--- Task 1 ---
Pull out each line of the listing below that contains the string "axis".

--- Extract ---
────

Strawberry-Rhubarb Pie

By Bowdoin Magazine

Recipe by Stephanie Richards

Strawberry-rhubarb pie is a New England classic, and June in Maine means you can find local rhubarb in the stores and farmers’ markets all around. This version has a touch of orange and, if you want, a hint of warm spice from the cardamom, and the tapioca helps the slices stay together neatly.

Makes one ten-inch pie.

  • 3 cups strawberries, hulled and quartered
  • 3 cups rhubarb, cut into ½-inch dice
  • 2 tablespoons minute tapioca
  • ½ cup white sugar
  • ½ cup light brown sugar
  • 1 teaspoon orange zest
  • ¼ teaspoon salt
  • ¼ teaspoon ground cardamom (optional)
  • 1 egg white, beaten with 1 tablespoon water and a pinch of salt
  • 2 ten-inch pie crusts
  • demerara sugar for sprinkling

Directions

Preheat oven to 425 degrees.

────

Stored data:
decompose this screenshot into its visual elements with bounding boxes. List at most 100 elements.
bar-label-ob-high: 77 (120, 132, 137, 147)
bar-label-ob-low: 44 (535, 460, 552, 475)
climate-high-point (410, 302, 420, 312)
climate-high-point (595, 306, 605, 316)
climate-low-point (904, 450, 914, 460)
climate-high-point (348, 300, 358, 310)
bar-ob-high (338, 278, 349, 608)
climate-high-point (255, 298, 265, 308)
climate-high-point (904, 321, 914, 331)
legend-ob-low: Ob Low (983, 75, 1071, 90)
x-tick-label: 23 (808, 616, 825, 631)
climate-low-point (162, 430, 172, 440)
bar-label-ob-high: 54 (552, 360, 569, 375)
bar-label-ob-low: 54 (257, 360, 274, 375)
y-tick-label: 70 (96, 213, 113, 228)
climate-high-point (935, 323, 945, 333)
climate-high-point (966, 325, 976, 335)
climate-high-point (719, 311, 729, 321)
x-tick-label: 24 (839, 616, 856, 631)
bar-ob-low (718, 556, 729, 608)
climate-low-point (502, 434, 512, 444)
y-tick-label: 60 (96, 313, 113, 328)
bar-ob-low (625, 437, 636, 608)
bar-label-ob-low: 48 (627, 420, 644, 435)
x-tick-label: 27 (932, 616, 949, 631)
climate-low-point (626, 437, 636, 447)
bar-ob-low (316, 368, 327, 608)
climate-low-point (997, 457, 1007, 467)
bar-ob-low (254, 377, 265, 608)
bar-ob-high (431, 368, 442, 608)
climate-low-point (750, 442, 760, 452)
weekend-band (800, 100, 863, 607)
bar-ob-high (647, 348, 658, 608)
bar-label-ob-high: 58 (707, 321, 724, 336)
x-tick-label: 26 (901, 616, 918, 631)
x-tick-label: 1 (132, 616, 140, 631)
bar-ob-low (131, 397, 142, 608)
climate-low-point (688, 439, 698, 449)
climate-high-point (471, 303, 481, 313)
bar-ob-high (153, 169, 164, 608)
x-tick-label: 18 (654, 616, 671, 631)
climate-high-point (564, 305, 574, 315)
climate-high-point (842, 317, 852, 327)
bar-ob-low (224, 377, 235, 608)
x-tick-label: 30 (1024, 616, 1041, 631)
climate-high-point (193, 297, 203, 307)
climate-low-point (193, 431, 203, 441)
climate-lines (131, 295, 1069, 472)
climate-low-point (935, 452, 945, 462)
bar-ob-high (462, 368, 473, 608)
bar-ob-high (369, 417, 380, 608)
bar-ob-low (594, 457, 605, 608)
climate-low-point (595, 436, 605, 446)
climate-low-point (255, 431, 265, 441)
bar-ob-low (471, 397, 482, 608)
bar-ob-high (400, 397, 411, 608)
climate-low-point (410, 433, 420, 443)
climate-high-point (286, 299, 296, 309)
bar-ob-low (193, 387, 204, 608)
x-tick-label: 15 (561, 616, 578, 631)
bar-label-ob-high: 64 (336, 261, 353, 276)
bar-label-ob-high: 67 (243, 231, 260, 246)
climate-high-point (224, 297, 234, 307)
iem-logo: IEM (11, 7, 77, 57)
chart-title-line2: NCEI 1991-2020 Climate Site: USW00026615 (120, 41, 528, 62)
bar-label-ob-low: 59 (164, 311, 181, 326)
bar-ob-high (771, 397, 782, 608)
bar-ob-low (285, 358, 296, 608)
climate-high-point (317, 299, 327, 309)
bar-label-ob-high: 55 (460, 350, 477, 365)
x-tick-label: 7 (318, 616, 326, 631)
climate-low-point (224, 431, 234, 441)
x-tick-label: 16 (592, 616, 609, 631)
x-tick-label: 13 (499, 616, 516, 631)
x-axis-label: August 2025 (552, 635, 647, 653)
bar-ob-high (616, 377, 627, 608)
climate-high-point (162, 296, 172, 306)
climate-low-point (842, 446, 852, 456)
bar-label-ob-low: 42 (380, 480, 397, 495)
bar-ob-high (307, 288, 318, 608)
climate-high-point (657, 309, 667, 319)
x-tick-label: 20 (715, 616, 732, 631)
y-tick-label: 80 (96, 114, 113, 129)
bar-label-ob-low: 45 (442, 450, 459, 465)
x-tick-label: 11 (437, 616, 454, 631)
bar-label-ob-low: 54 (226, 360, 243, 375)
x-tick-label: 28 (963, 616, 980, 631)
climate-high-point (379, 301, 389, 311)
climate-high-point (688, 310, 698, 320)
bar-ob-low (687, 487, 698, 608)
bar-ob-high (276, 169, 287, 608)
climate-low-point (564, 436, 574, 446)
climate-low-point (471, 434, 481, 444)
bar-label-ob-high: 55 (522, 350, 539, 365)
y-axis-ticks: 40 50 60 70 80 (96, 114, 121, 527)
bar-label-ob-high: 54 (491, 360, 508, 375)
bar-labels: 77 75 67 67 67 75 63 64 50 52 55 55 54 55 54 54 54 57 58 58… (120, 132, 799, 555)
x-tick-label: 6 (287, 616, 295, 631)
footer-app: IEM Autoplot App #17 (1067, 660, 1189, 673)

────

--- Task 2 ---
In the pie recipe above, how many cups of rhubarb are called for?

--- Expected output 1 ---
x-axis-label: August 2025 (552, 635, 647, 653)
y-axis-ticks: 40 50 60 70 80 (96, 114, 121, 527)

--- Expected output 2 ---
3 cups, cut into ½-inch dice.